Start MATERIAL FOR THIS TASK
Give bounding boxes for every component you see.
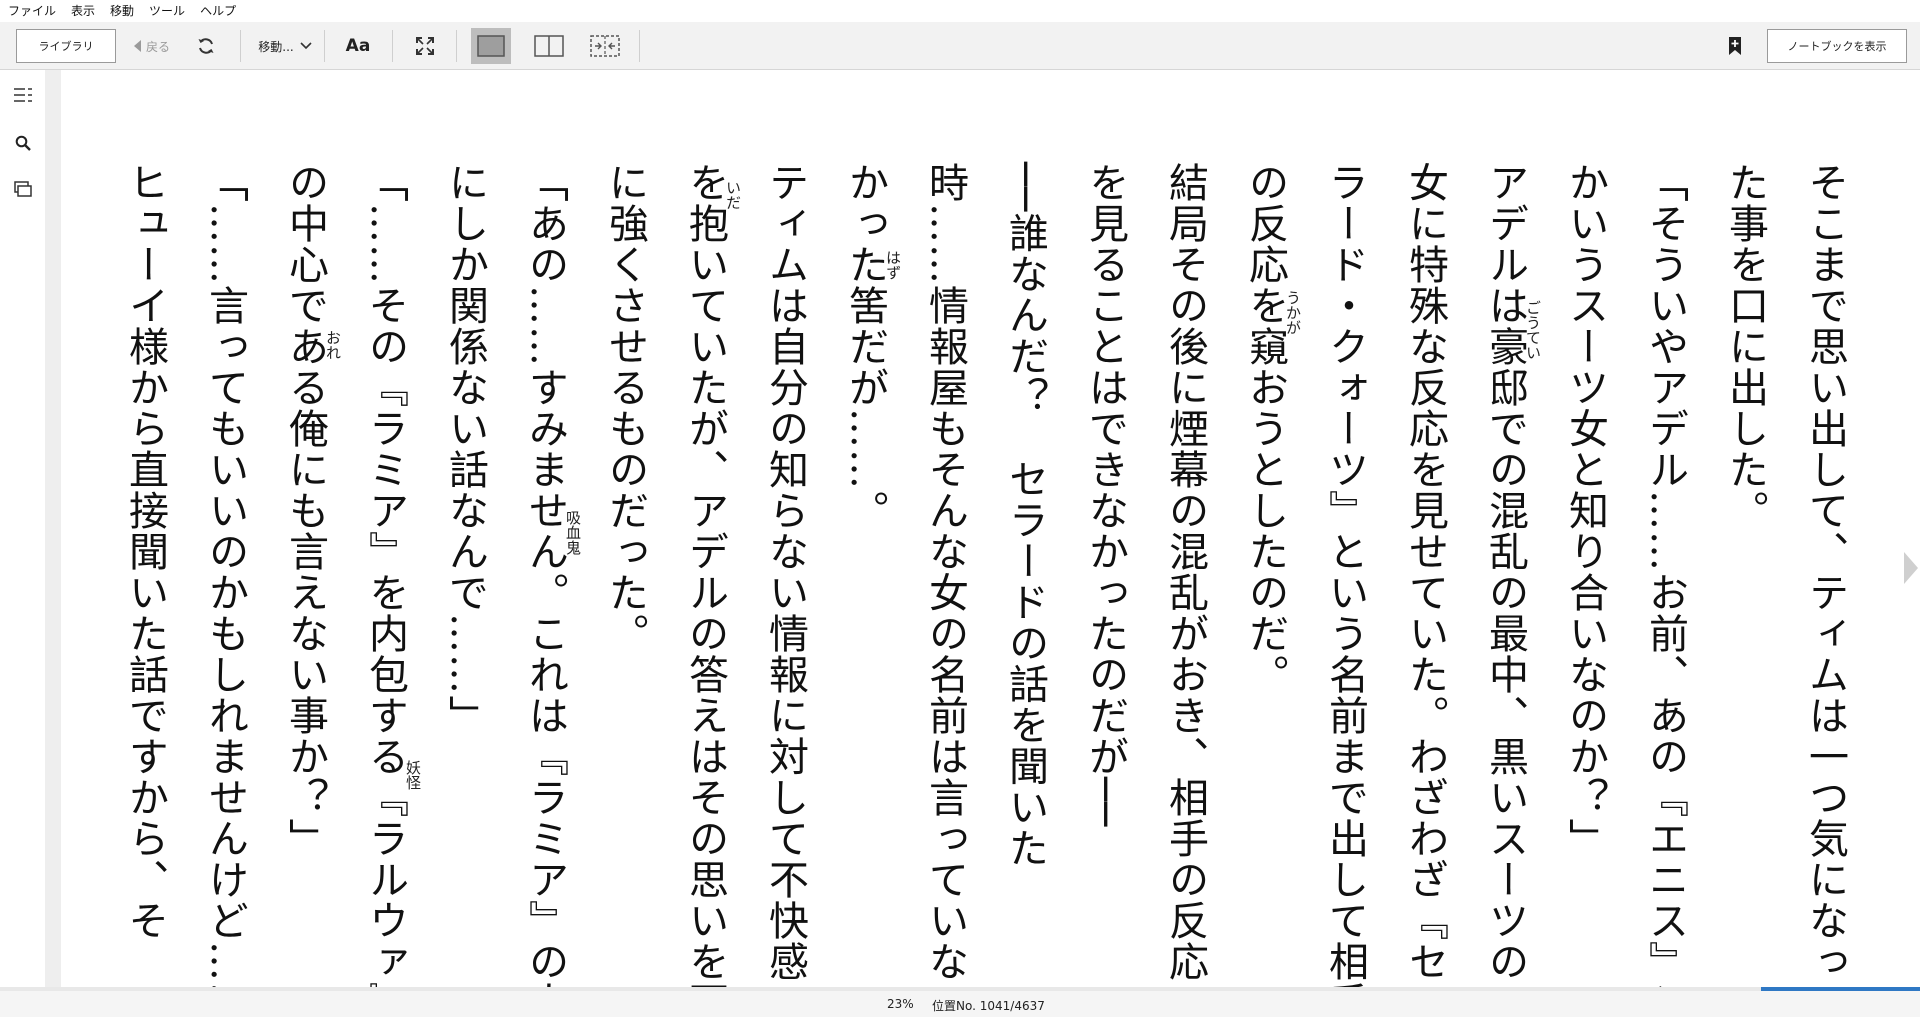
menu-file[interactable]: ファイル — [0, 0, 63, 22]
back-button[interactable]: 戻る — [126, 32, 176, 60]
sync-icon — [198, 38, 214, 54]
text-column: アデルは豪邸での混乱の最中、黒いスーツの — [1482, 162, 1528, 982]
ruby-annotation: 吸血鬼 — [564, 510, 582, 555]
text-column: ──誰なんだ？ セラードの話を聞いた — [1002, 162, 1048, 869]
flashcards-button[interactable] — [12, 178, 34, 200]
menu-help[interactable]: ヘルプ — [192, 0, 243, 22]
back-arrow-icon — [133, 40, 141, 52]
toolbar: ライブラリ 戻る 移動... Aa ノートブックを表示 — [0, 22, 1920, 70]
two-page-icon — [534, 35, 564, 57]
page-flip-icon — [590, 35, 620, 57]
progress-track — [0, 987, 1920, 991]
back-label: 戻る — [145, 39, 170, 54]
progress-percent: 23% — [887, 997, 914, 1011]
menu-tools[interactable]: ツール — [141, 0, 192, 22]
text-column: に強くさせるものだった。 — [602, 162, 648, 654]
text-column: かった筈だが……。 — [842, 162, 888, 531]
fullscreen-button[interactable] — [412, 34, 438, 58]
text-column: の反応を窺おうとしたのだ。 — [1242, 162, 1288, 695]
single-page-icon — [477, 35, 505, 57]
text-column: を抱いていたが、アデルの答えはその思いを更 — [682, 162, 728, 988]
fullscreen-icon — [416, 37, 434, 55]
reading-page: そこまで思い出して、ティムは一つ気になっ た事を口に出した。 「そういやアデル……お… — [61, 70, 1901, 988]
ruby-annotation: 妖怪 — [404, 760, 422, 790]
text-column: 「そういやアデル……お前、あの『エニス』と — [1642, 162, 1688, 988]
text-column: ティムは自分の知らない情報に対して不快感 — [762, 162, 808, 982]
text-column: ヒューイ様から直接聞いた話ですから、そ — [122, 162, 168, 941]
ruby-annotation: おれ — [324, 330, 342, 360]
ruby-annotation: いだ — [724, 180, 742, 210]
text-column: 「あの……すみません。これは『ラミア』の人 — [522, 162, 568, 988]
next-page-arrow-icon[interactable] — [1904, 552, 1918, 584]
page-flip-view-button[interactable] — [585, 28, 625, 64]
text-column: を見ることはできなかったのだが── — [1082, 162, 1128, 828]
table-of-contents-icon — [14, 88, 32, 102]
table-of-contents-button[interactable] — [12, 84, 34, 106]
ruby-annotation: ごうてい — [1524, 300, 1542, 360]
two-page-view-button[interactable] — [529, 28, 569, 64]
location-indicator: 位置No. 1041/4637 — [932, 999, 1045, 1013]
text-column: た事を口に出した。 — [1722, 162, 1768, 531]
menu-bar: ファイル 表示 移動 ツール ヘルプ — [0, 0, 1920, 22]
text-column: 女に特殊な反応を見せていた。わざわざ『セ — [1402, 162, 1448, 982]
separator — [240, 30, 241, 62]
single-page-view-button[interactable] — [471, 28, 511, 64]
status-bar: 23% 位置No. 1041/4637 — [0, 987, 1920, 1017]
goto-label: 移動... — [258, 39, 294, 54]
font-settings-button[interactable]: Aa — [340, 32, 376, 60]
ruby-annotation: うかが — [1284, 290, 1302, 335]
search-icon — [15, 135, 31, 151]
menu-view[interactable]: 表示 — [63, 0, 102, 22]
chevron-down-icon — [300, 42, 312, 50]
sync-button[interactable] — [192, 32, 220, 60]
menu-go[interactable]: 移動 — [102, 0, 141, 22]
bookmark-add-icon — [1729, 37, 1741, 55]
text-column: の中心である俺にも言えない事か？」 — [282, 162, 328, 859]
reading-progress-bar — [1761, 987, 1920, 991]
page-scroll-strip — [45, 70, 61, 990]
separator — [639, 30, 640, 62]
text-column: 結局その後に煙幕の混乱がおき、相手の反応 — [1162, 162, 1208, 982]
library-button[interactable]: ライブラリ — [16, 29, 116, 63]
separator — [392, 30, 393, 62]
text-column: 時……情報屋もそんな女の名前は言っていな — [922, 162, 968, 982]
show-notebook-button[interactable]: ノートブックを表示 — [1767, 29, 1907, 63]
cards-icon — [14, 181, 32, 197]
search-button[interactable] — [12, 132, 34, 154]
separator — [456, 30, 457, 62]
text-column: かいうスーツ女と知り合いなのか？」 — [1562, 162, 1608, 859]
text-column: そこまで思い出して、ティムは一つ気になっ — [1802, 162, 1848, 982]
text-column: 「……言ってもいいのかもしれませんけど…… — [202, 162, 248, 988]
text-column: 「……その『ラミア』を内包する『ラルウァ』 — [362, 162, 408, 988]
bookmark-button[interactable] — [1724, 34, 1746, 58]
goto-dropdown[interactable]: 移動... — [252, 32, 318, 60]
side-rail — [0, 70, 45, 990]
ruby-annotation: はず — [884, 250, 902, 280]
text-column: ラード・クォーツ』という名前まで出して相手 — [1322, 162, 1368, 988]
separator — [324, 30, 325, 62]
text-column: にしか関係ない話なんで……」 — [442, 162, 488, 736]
End MATERIAL FOR THIS TASK
◆ **SET PROBLEM**
Return, unchanged, the lines in the records running from the line that contains "menu-file[interactable]: ファイル —" through the line that contains "ruby-annotation: 吸血鬼 — [564, 510, 582, 555]", both included.

◆ **FINAL RESULT**
menu-file[interactable]: ファイル — [0, 0, 63, 22]
back-button[interactable]: 戻る — [126, 32, 176, 60]
sync-icon — [198, 38, 214, 54]
text-column: アデルは豪邸での混乱の最中、黒いスーツの — [1482, 162, 1528, 982]
ruby-annotation: 吸血鬼 — [564, 510, 582, 555]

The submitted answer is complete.